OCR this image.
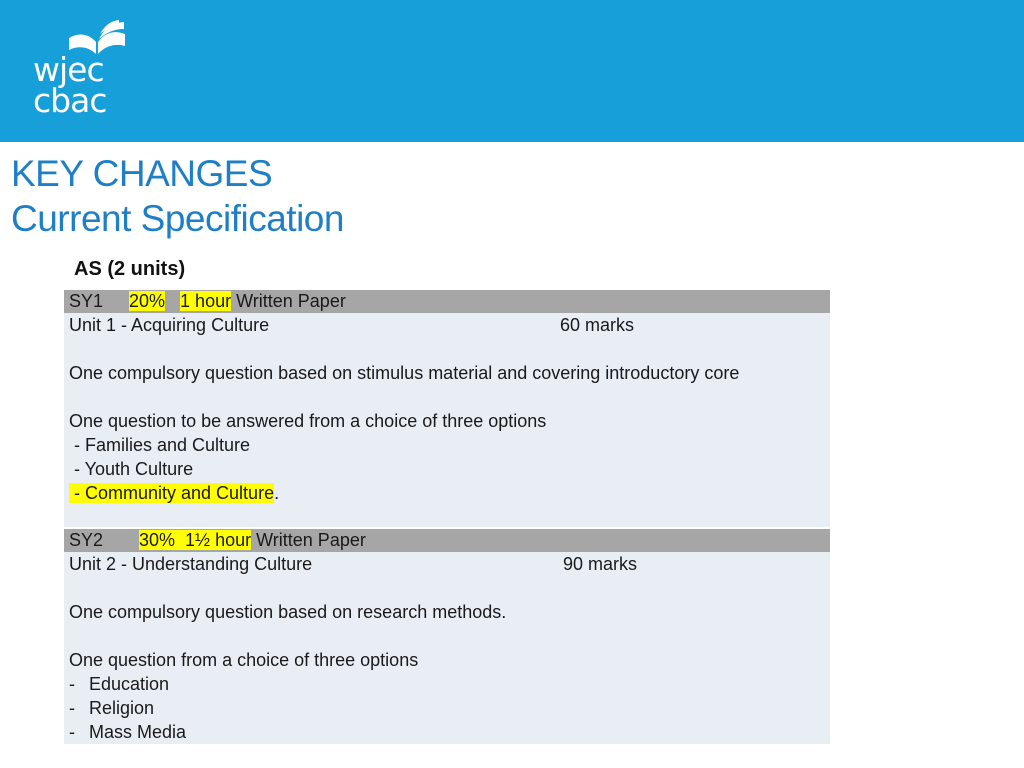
wjec
cbac
KEY CHANGES
Current Specification
AS (2 units)
SY1 20% 1 hour Written Paper
Unit 1 - Acquiring Culture	60 marks
One compulsory question based on stimulus material and covering introductory core
One question to be answered from a choice of three options
- Families and Culture
- Youth Culture
- Community and Culture.
SY2 30% 1½ hour Written Paper
Unit 2 - Understanding Culture	90 marks
One compulsory question based on research methods.
One question from a choice of three options
- Education
- Religion
- Mass Media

DIRECTIONS FOR THIS TASK: Return every line holding the word "Culture" from the records.

CORRECT RESPONSE:
Unit 1 - Acquiring Culture	60 marks
- Families and Culture
- Youth Culture
- Community and Culture.
Unit 2 - Understanding Culture	90 marks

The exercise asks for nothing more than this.